OBJECTIVE: Locate each line in the entries below that contains the string "holes" and copy those lines out in full.

TASK INPUT:
☆ ☆ ☆

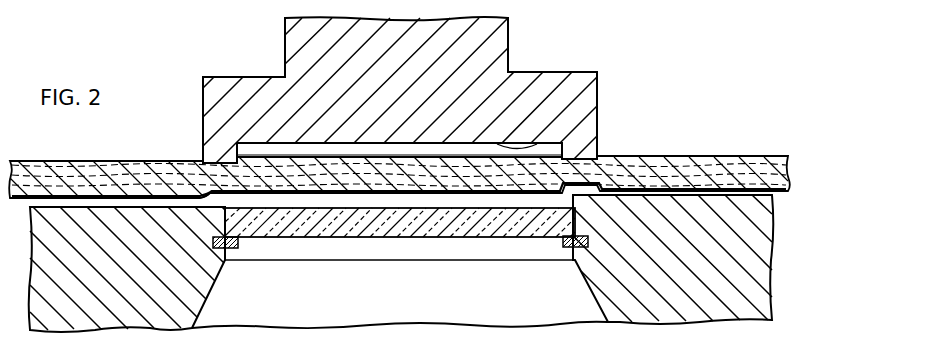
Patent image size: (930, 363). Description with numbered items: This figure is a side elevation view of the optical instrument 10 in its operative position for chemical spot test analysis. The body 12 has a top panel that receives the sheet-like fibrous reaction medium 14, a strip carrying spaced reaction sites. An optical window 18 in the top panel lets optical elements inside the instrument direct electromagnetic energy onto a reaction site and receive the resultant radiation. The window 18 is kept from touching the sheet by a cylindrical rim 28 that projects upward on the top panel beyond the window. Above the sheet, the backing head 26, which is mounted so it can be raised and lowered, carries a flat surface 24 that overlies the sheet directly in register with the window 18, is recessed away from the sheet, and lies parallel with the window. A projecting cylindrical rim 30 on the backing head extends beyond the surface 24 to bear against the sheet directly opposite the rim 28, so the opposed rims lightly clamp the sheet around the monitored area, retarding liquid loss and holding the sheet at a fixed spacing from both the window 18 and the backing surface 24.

☆ ☆ ☆

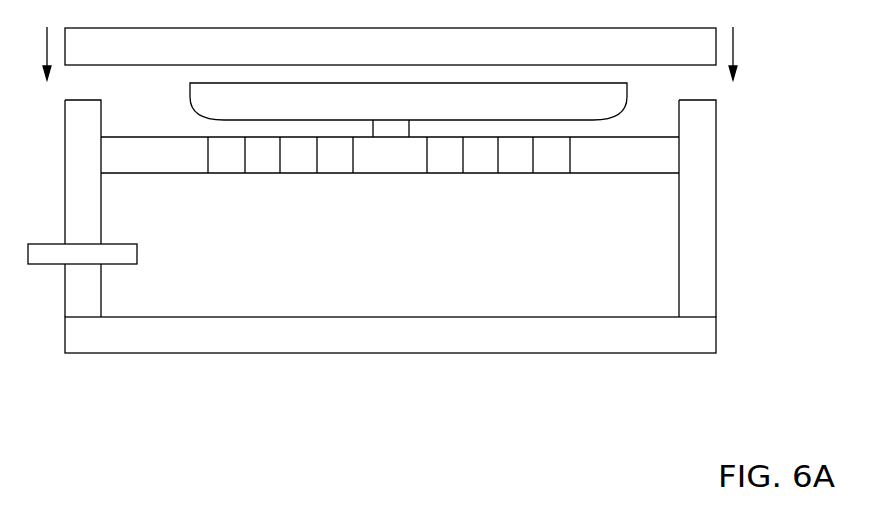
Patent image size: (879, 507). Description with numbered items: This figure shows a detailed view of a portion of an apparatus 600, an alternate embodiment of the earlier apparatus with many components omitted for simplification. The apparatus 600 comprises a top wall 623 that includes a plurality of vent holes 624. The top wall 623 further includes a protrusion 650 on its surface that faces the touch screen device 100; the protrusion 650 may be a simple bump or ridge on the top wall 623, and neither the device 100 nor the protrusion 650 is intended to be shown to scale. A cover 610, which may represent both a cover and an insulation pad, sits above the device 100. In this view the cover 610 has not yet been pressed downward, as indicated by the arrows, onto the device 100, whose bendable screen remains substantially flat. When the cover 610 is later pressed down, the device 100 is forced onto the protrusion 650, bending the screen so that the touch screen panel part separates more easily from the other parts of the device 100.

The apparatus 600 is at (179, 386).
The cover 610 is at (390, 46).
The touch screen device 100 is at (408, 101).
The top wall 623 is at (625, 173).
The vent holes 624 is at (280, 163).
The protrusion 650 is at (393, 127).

☆ ☆ ☆

SOLUTION TO THIS TASK:
Patent image size: (879, 507). Description with numbered items: This figure shows a detailed view of a portion of an apparatus 600, an alternate embodiment of the earlier apparatus with many components omitted for simplification. The apparatus 600 comprises a top wall 623 that includes a plurality of vent holes 624. The top wall 623 further includes a protrusion 650 on its surface that faces the touch screen device 100; the protrusion 650 may be a simple bump or ridge on the top wall 623, and neither the device 100 nor the protrusion 650 is intended to be shown to scale. A cover 610, which may represent both a cover and an insulation pad, sits above the device 100. In this view the cover 610 has not yet been pressed downward, as indicated by the arrows, onto the device 100, whose bendable screen remains substantially flat. When the cover 610 is later pressed down, the device 100 is forced onto the protrusion 650, bending the screen so that the touch screen panel part separates more easily from the other parts of the device 100.
The vent holes 624 is at (280, 163).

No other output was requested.